Identify the lines that include the word "Predeterminad", then copy all of them.

(Data excerpts)
::::::::

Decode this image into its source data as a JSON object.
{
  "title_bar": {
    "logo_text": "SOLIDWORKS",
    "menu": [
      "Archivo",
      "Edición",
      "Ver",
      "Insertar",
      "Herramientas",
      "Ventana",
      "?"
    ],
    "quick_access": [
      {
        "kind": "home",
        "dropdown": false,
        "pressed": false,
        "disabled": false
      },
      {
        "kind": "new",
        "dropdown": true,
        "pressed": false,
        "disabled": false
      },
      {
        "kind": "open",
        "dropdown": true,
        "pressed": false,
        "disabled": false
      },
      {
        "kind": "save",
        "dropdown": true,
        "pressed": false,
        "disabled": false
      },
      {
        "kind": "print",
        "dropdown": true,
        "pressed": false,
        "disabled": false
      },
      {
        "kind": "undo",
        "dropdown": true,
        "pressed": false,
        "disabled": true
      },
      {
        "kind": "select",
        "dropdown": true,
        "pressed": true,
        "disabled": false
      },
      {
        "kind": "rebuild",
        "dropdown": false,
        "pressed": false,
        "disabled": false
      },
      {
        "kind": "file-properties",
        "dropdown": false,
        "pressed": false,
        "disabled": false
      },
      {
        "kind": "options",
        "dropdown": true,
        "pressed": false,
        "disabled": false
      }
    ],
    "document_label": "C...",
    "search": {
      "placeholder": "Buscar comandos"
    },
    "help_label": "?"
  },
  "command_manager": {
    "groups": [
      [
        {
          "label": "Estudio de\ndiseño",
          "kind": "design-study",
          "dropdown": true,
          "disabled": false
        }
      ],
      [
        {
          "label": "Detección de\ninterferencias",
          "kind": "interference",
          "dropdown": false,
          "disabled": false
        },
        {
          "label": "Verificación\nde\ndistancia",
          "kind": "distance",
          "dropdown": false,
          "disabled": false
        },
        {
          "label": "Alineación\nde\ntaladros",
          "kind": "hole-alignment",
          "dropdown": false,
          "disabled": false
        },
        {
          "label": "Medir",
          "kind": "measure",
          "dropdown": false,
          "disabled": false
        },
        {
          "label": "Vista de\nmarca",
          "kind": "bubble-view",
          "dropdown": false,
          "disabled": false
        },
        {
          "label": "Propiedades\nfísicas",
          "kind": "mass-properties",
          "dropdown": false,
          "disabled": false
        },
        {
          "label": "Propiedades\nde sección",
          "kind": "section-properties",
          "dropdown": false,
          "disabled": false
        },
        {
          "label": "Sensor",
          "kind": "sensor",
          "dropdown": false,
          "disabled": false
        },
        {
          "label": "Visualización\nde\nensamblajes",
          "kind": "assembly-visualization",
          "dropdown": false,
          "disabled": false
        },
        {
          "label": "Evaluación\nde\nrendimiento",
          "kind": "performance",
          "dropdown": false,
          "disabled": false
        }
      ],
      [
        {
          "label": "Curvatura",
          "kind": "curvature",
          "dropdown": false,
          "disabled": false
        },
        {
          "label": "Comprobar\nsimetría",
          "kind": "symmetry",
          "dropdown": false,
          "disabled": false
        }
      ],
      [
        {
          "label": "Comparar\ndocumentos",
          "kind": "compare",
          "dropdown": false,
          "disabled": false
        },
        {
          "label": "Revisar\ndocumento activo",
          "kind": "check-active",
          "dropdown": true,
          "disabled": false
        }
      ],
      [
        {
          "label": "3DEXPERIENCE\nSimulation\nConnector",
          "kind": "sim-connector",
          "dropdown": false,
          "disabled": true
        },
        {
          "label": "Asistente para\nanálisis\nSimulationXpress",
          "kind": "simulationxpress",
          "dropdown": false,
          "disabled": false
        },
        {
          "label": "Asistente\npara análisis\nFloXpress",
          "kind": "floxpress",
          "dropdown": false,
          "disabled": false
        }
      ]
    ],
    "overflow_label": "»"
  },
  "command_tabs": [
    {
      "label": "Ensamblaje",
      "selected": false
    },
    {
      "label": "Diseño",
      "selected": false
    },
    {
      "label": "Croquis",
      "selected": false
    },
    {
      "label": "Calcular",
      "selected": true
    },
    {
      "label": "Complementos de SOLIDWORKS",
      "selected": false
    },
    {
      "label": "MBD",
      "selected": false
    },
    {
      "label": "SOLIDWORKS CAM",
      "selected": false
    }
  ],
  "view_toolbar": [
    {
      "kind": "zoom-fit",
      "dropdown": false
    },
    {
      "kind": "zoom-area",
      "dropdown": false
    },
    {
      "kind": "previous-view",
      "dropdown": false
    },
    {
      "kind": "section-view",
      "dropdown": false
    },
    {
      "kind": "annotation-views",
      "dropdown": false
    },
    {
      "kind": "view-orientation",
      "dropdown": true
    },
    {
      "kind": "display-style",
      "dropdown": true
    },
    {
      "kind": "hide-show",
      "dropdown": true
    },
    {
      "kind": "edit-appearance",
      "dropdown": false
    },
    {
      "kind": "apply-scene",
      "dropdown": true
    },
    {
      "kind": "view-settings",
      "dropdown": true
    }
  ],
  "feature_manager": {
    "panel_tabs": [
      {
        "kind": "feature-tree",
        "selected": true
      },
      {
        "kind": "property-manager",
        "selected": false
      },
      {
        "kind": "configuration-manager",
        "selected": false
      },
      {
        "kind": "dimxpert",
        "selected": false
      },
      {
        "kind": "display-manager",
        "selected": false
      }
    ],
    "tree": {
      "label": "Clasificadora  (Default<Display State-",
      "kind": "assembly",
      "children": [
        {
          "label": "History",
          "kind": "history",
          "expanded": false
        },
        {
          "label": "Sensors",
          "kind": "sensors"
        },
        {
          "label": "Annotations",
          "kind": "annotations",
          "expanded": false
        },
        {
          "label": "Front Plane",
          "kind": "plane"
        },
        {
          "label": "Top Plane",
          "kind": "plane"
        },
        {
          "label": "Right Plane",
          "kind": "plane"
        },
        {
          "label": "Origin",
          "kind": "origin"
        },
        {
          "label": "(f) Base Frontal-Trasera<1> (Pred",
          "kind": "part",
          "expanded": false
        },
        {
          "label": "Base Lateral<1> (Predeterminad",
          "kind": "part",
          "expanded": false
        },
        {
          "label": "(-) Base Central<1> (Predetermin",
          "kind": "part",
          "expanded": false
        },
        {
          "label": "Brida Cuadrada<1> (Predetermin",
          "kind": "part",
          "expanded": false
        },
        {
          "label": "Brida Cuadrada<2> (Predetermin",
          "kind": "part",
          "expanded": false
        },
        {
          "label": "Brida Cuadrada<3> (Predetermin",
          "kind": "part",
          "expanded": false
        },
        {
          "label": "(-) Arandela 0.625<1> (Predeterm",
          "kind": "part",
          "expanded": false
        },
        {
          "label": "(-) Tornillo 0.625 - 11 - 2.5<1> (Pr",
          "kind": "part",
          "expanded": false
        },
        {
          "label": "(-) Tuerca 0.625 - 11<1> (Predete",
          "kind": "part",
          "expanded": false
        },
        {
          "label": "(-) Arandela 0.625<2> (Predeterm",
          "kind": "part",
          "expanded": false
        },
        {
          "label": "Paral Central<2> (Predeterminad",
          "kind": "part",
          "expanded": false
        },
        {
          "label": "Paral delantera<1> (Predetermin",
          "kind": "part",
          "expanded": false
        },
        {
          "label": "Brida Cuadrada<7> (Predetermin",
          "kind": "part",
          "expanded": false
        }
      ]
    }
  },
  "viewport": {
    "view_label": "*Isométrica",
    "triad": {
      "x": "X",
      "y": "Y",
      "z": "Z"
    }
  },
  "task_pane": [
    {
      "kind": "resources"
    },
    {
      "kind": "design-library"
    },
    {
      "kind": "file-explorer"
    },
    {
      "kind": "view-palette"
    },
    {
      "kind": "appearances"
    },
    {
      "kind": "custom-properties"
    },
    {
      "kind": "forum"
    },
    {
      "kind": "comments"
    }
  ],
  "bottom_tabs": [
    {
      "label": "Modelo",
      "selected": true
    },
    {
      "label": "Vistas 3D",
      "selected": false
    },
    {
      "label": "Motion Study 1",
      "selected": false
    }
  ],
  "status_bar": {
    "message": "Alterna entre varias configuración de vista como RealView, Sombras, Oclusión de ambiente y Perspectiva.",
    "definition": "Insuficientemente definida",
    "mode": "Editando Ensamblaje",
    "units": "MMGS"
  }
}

::::::::

(Written reply)
          "label": "Base Lateral<1> (Predeterminad",
          "label": "Paral Central<2> (Predeterminad",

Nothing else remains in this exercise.